Reproduce every line of the material below without any change, but leave out the picture.
++++ Material to process
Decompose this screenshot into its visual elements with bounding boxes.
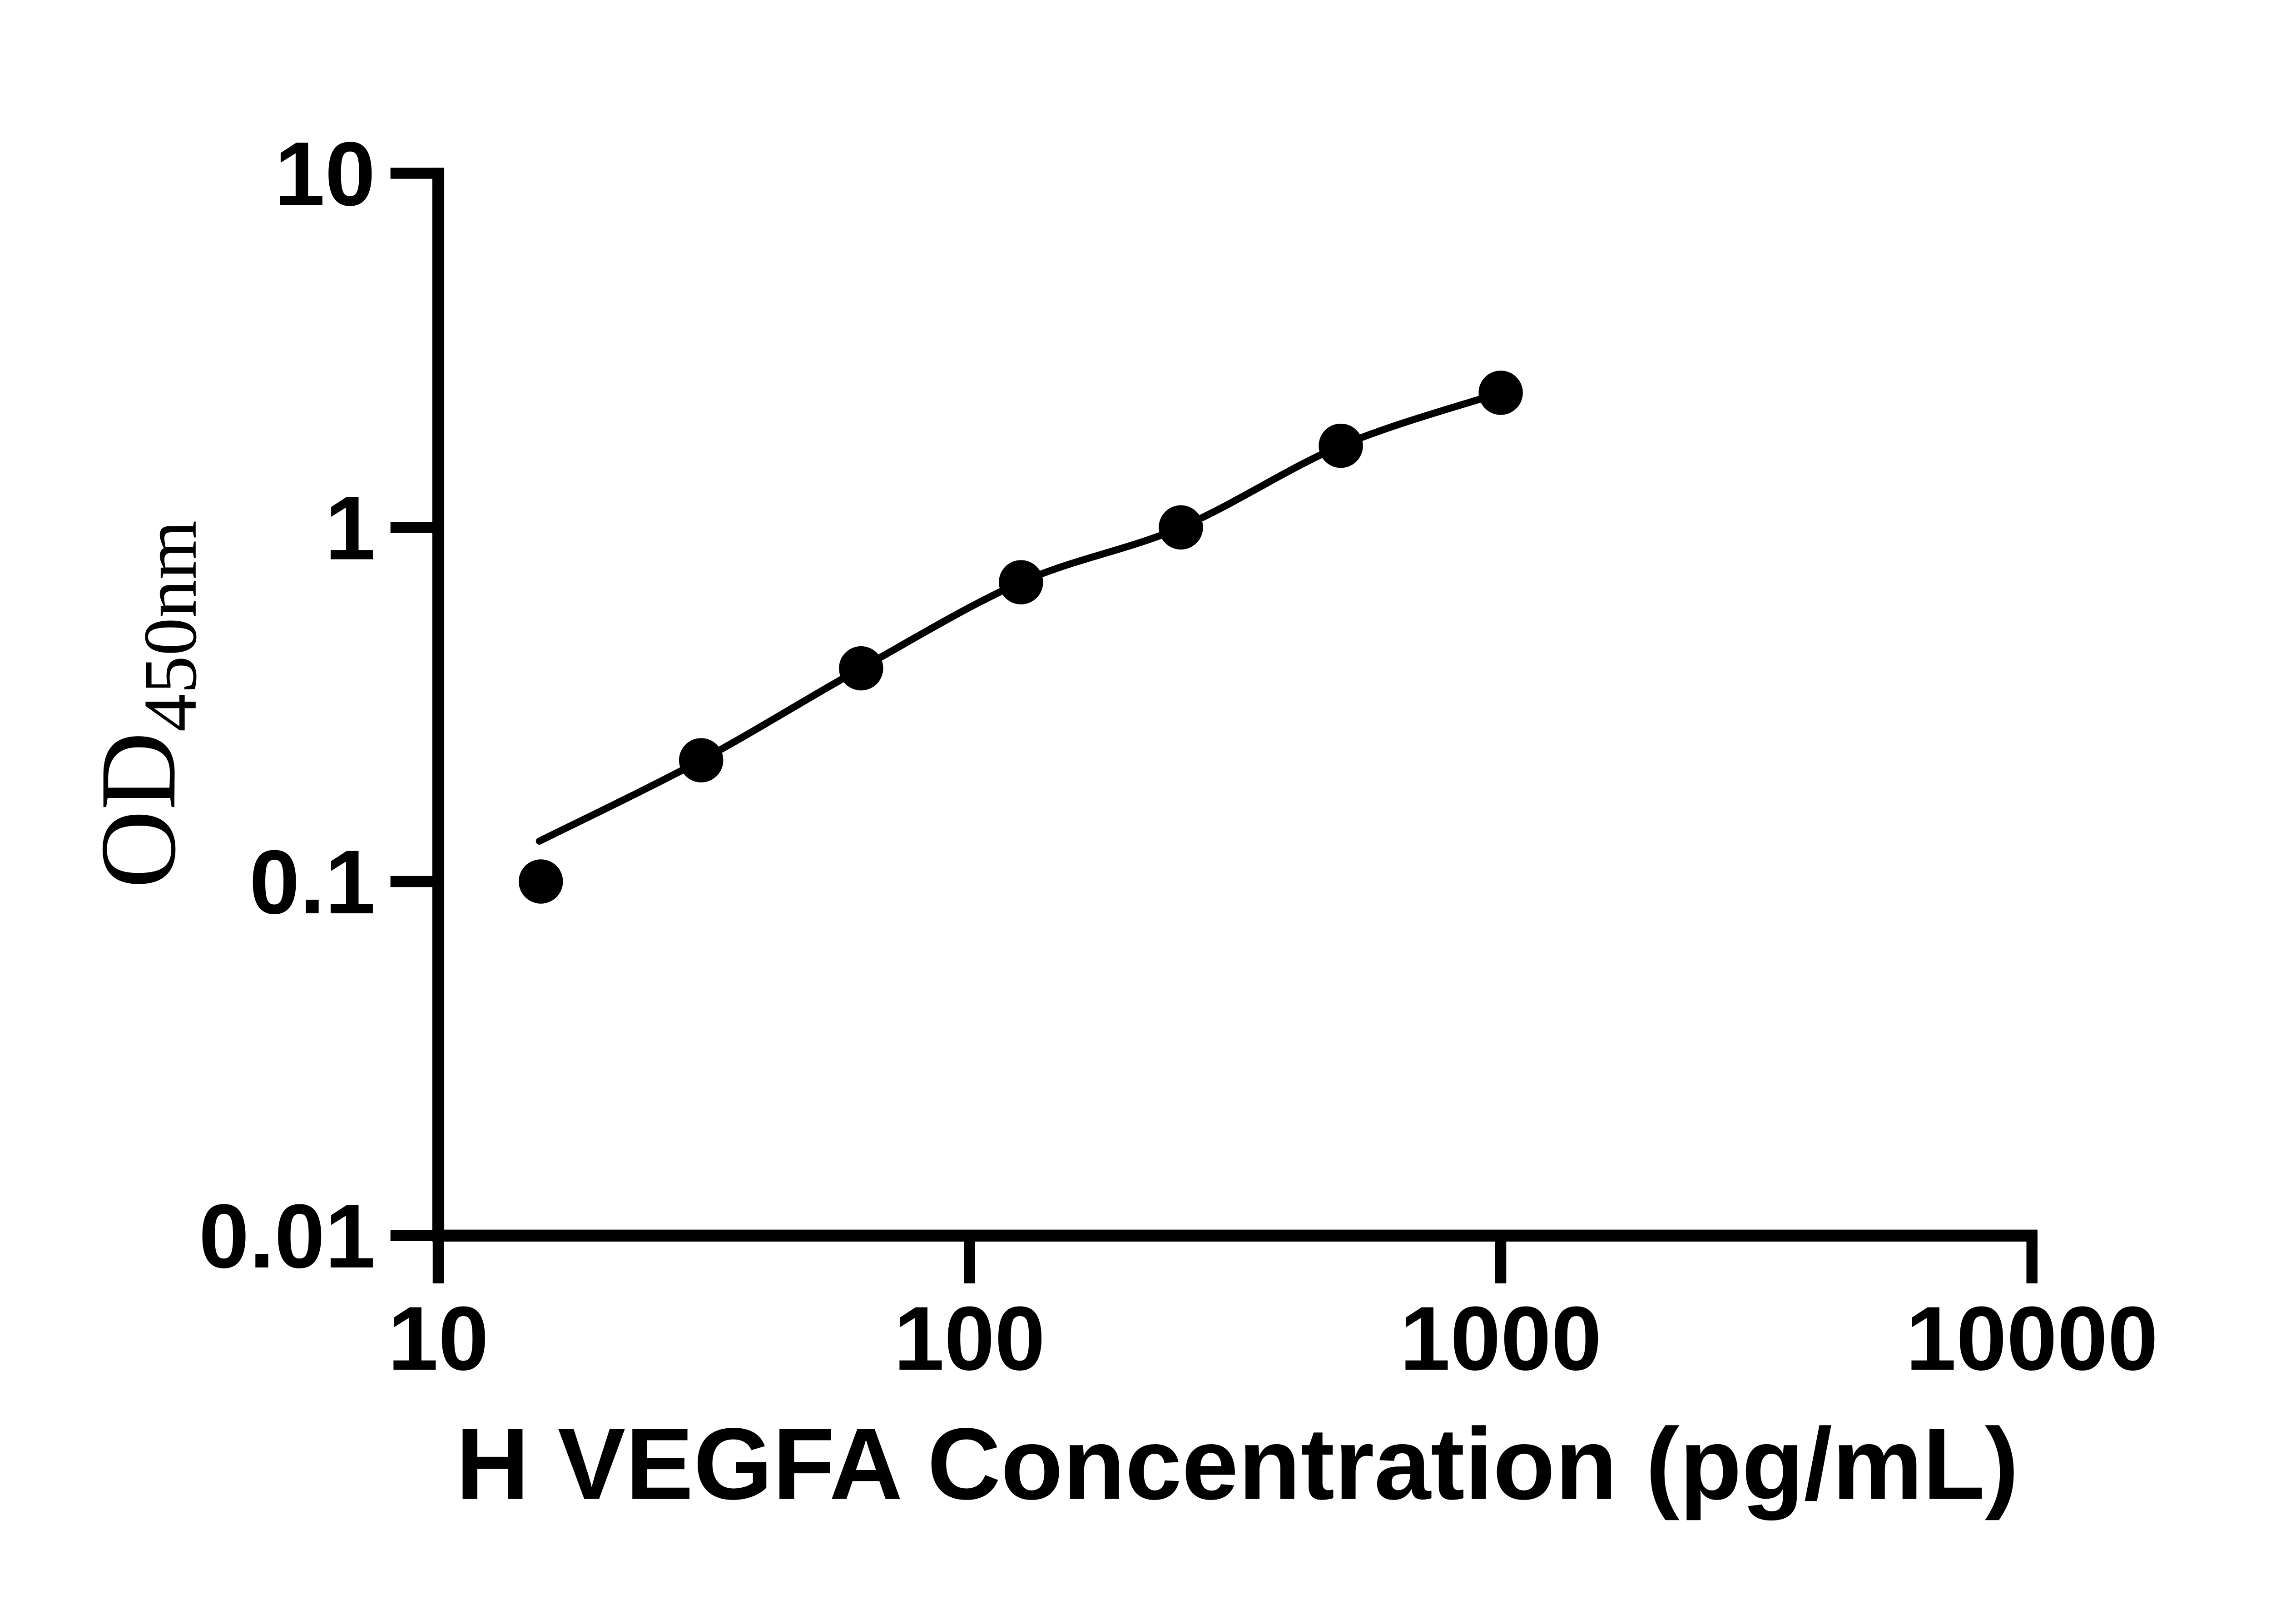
plot-series (519, 371, 1523, 904)
data-point (839, 646, 883, 691)
y-axis-title-main: OD (78, 732, 198, 889)
x-tick-label: 10 (388, 1288, 489, 1389)
x-tick-label: 1000 (1400, 1288, 1602, 1389)
x-tick-label: 10000 (1906, 1288, 2158, 1389)
chart-background (0, 20, 2271, 1604)
y-axis-tick-labels: 10 1 0.1 0.01 (199, 124, 376, 1287)
y-tick-label: 1 (325, 477, 375, 579)
data-point (1319, 423, 1363, 468)
data-point (1159, 505, 1203, 550)
data-point (679, 738, 724, 782)
y-tick-label: 10 (274, 124, 375, 225)
x-axis-title: H VEGFA Concentration (pg/mL) (456, 1407, 2019, 1521)
data-points (519, 371, 1523, 904)
y-axis-ticks (390, 168, 438, 1241)
data-point (999, 560, 1043, 604)
data-point (1478, 371, 1523, 415)
x-axis-ticks (432, 1235, 2038, 1284)
axes (432, 168, 2038, 1242)
x-axis-tick-labels: 10 100 1000 10000 (388, 1288, 2158, 1389)
y-tick-label: 0.1 (249, 832, 376, 933)
x-tick-label: 100 (894, 1288, 1045, 1389)
data-point (519, 859, 563, 904)
y-axis-title-subscript: 450nm (129, 520, 213, 732)
y-axis-title: OD450nm (78, 520, 213, 889)
y-tick-label: 0.01 (199, 1186, 376, 1287)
++++++++
■ Task result:
Decompose this screenshot into its visual elements with bounding boxes.
plot-series (519, 371, 1523, 904)
data-point (839, 646, 883, 691)
y-axis-title-main: OD (78, 732, 198, 889)
x-tick-label: 10 (388, 1288, 489, 1389)
x-tick-label: 1000 (1400, 1288, 1602, 1389)
x-tick-label: 10000 (1906, 1288, 2158, 1389)
chart-background (0, 20, 2271, 1604)
y-axis-tick-labels: 10 1 0.1 0.01 (199, 124, 376, 1287)
y-tick-label: 1 (325, 477, 375, 579)
data-point (1319, 423, 1363, 468)
data-point (1159, 505, 1203, 550)
data-point (679, 738, 724, 782)
y-tick-label: 10 (274, 124, 375, 225)
x-axis-title: H VEGFA Concentration (pg/mL) (456, 1407, 2019, 1521)
data-points (519, 371, 1523, 904)
y-axis-ticks (390, 168, 438, 1241)
data-point (999, 560, 1043, 604)
data-point (1478, 371, 1523, 415)
x-axis-ticks (432, 1235, 2038, 1284)
axes (432, 168, 2038, 1242)
x-axis-tick-labels: 10 100 1000 10000 (388, 1288, 2158, 1389)
y-tick-label: 0.1 (249, 832, 376, 933)
x-tick-label: 100 (894, 1288, 1045, 1389)
data-point (519, 859, 563, 904)
y-axis-title-subscript: 450nm (129, 520, 213, 732)
y-axis-title: OD450nm (78, 520, 213, 889)
y-tick-label: 0.01 (199, 1186, 376, 1287)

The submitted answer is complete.